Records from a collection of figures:

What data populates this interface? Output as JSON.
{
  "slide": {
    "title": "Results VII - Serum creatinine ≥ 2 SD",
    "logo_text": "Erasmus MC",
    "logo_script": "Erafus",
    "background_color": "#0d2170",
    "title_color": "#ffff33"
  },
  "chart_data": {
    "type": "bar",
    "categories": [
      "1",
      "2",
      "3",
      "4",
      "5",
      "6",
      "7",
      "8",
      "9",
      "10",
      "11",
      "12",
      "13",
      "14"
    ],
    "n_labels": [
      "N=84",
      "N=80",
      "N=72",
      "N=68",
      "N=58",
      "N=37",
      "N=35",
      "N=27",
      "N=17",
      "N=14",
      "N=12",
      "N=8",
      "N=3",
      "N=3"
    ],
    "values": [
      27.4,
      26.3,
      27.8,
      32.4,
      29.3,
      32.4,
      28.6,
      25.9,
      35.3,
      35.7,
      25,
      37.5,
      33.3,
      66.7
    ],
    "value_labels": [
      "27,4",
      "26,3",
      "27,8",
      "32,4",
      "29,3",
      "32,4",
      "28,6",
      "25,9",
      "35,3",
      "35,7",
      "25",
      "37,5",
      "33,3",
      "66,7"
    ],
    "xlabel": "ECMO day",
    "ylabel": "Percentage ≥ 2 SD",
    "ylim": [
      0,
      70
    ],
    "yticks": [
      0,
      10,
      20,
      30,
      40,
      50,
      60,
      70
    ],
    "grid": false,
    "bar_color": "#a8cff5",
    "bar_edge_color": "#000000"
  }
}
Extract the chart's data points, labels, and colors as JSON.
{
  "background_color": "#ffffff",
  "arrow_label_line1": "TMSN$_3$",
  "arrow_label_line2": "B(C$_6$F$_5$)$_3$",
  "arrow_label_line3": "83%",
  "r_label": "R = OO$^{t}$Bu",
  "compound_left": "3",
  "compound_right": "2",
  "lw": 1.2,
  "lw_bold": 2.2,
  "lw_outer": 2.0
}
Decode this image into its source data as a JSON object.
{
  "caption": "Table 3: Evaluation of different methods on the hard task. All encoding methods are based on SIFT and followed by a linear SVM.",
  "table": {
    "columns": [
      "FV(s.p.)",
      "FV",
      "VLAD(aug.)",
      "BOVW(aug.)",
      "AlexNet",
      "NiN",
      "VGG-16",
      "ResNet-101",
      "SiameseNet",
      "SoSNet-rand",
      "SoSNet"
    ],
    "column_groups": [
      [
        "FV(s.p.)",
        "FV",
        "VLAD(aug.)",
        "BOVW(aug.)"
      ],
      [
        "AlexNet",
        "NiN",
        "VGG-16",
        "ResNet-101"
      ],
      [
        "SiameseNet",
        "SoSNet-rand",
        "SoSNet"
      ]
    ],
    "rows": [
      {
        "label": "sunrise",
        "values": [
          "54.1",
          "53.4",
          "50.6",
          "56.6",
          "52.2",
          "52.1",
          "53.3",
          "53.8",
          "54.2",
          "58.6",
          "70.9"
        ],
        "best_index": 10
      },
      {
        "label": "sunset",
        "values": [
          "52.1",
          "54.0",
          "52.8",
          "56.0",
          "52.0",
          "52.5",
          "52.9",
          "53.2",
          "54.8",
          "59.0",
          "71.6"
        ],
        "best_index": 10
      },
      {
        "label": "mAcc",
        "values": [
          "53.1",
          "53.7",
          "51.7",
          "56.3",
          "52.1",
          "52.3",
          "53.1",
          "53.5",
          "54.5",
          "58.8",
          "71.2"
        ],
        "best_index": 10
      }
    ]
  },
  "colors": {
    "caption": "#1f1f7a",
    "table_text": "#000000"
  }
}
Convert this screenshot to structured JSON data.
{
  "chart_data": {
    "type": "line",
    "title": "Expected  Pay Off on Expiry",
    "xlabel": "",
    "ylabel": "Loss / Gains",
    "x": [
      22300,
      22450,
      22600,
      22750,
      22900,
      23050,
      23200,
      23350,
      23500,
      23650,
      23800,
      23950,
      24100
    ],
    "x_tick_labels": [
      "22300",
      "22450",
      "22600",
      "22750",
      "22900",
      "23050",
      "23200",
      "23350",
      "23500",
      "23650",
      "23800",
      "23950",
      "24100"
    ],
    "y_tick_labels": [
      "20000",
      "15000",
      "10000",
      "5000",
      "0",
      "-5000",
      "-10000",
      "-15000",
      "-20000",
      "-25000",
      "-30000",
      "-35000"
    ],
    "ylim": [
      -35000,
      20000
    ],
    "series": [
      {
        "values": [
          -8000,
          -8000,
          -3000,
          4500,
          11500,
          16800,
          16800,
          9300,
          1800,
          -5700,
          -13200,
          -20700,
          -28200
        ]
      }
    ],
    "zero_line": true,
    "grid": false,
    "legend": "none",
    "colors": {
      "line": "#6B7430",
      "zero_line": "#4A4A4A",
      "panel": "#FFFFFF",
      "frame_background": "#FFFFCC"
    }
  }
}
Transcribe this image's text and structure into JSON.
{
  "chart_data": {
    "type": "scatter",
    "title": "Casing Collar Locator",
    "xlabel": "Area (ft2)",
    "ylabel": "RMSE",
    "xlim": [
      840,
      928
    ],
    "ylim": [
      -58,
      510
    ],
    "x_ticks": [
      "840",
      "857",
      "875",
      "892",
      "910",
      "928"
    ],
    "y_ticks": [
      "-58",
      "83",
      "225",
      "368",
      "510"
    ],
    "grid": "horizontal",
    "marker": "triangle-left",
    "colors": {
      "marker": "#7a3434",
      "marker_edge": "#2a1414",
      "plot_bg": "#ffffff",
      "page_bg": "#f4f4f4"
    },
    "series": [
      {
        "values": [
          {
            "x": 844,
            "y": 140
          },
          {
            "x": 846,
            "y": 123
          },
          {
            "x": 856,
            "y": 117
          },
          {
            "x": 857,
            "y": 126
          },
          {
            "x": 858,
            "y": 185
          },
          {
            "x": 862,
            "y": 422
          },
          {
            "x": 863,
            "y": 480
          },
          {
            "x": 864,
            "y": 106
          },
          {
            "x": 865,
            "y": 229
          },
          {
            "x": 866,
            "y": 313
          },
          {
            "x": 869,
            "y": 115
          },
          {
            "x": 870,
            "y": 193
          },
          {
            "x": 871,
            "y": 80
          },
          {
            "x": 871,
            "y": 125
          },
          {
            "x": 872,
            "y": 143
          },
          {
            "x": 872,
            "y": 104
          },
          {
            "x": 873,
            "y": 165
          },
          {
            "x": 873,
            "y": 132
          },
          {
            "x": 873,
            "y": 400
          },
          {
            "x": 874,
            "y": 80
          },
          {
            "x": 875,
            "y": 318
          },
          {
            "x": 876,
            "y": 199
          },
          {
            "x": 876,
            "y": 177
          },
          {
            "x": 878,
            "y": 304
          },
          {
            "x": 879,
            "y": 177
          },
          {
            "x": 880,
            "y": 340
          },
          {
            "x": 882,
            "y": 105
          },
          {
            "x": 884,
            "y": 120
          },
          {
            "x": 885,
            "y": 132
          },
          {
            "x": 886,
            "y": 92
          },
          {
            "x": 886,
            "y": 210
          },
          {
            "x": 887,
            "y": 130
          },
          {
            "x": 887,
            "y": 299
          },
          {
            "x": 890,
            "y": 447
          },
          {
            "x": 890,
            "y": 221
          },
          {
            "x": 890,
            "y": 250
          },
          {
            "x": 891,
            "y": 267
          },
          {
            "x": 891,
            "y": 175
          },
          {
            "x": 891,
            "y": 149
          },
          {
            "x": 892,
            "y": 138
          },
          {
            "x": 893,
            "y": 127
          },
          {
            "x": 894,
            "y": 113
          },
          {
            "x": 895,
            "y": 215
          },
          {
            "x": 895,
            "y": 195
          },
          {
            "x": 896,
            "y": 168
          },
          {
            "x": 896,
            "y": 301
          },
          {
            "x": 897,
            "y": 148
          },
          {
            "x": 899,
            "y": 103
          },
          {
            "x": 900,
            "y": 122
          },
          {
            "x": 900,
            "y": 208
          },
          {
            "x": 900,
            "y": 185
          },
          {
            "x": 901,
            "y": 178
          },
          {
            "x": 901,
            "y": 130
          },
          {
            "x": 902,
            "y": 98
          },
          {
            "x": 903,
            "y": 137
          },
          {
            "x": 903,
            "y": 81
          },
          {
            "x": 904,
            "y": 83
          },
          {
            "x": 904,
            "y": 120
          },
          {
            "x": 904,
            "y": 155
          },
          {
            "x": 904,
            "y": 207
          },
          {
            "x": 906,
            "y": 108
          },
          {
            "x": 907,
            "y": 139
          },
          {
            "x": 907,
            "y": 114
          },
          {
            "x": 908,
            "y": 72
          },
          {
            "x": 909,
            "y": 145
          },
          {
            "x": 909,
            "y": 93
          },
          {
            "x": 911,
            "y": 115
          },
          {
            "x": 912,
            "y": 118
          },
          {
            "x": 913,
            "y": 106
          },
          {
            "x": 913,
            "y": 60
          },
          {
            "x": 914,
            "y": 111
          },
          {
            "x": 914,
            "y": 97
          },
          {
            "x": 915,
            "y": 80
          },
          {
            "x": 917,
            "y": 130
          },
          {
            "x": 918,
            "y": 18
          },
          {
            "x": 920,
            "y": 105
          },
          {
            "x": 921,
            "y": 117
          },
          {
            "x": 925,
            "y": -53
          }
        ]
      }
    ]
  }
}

What you need to do
Count the lines above that contain the word "into", and reply with only that number.

Full response
2